Stated task - The entries are to be returned exactly, with images left out.

================

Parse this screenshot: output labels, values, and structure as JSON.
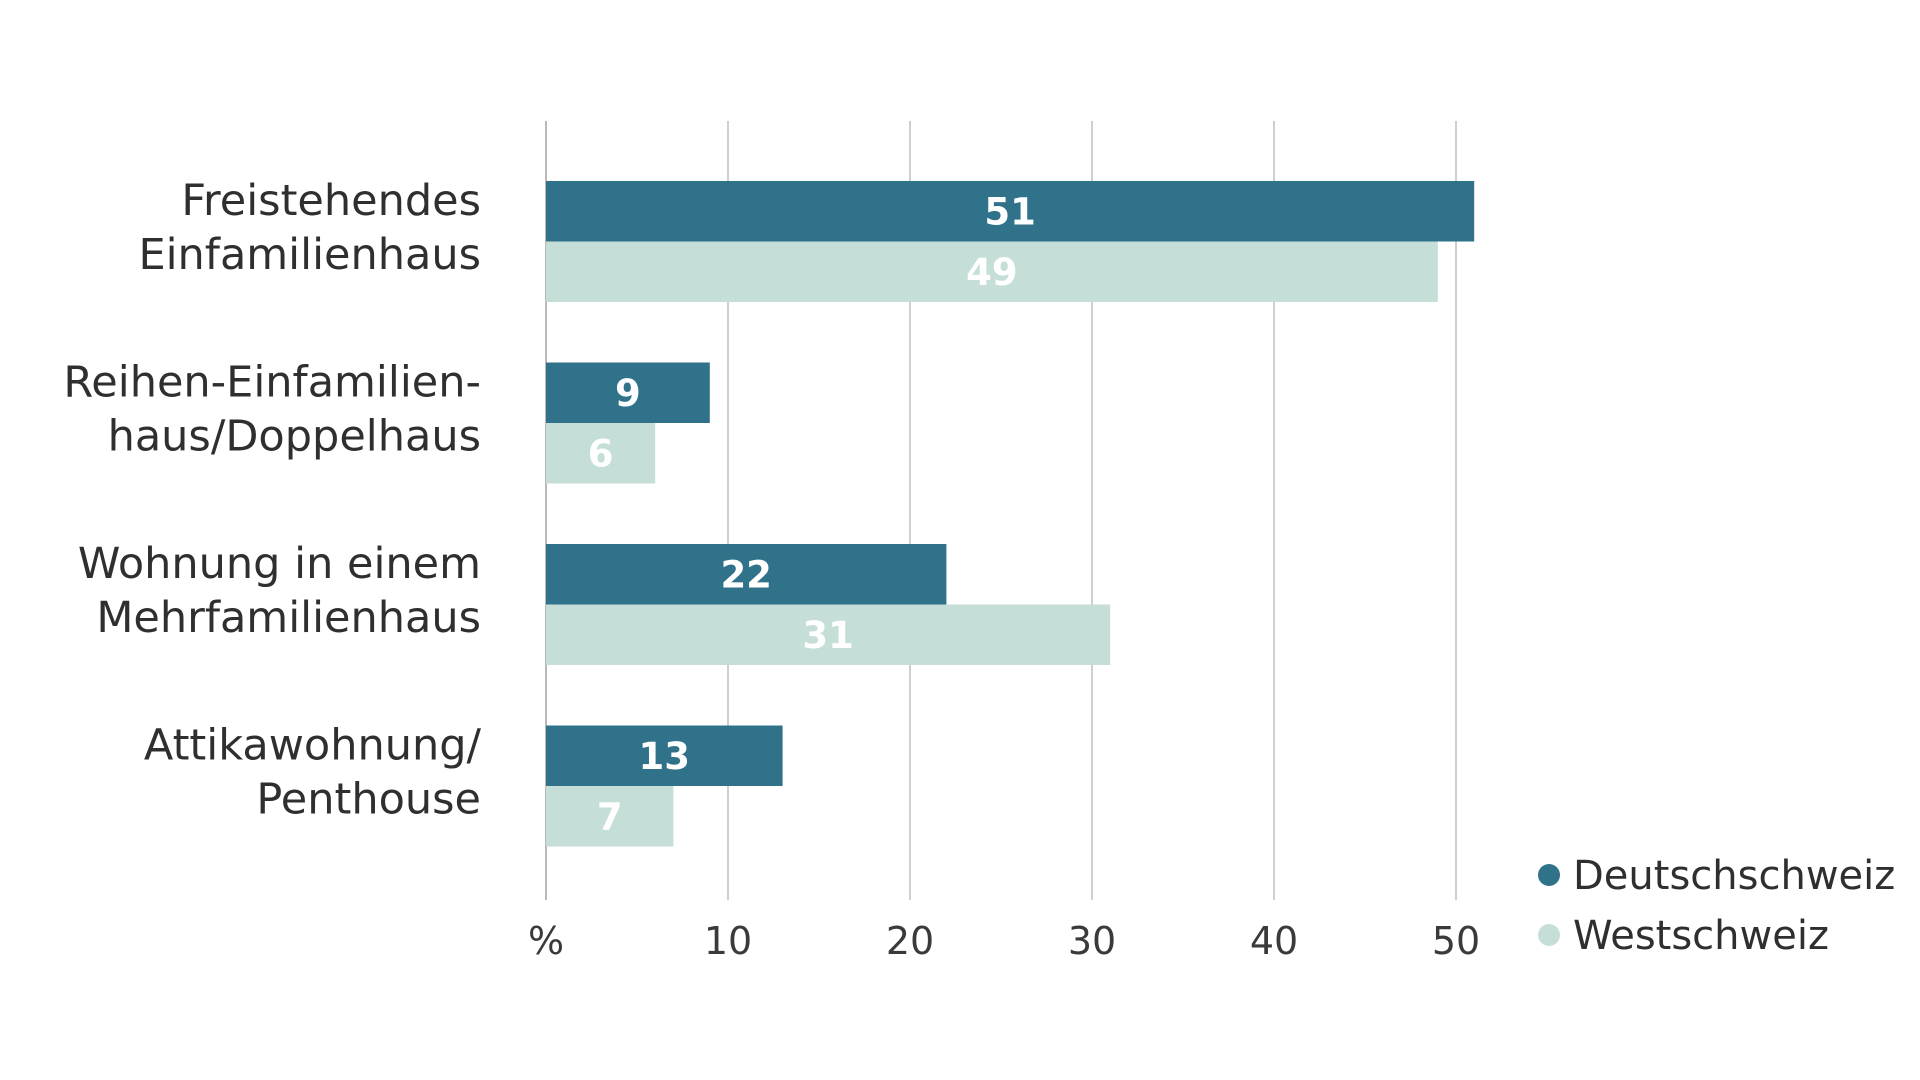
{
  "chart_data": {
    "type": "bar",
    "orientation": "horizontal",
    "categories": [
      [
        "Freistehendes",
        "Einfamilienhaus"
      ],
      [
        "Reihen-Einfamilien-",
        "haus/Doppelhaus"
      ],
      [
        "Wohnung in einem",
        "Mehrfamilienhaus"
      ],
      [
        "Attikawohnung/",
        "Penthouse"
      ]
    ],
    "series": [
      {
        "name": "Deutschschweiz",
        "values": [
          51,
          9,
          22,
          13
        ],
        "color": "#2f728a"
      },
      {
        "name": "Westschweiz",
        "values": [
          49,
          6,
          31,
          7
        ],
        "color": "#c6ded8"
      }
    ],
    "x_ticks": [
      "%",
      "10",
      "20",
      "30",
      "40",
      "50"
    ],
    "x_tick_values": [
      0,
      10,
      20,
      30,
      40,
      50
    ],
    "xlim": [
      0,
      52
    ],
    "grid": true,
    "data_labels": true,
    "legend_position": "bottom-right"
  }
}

================

Solution for this task -
Parse this screenshot: output labels, values, and structure as JSON.
{
  "chart_data": {
    "type": "bar",
    "orientation": "horizontal",
    "categories": [
      [
        "Freistehendes",
        "Einfamilienhaus"
      ],
      [
        "Reihen-Einfamilien-",
        "haus/Doppelhaus"
      ],
      [
        "Wohnung in einem",
        "Mehrfamilienhaus"
      ],
      [
        "Attikawohnung/",
        "Penthouse"
      ]
    ],
    "series": [
      {
        "name": "Deutschschweiz",
        "values": [
          51,
          9,
          22,
          13
        ],
        "color": "#2f728a"
      },
      {
        "name": "Westschweiz",
        "values": [
          49,
          6,
          31,
          7
        ],
        "color": "#c6ded8"
      }
    ],
    "x_ticks": [
      "%",
      "10",
      "20",
      "30",
      "40",
      "50"
    ],
    "x_tick_values": [
      0,
      10,
      20,
      30,
      40,
      50
    ],
    "xlim": [
      0,
      52
    ],
    "grid": true,
    "data_labels": true,
    "legend_position": "bottom-right"
  }
}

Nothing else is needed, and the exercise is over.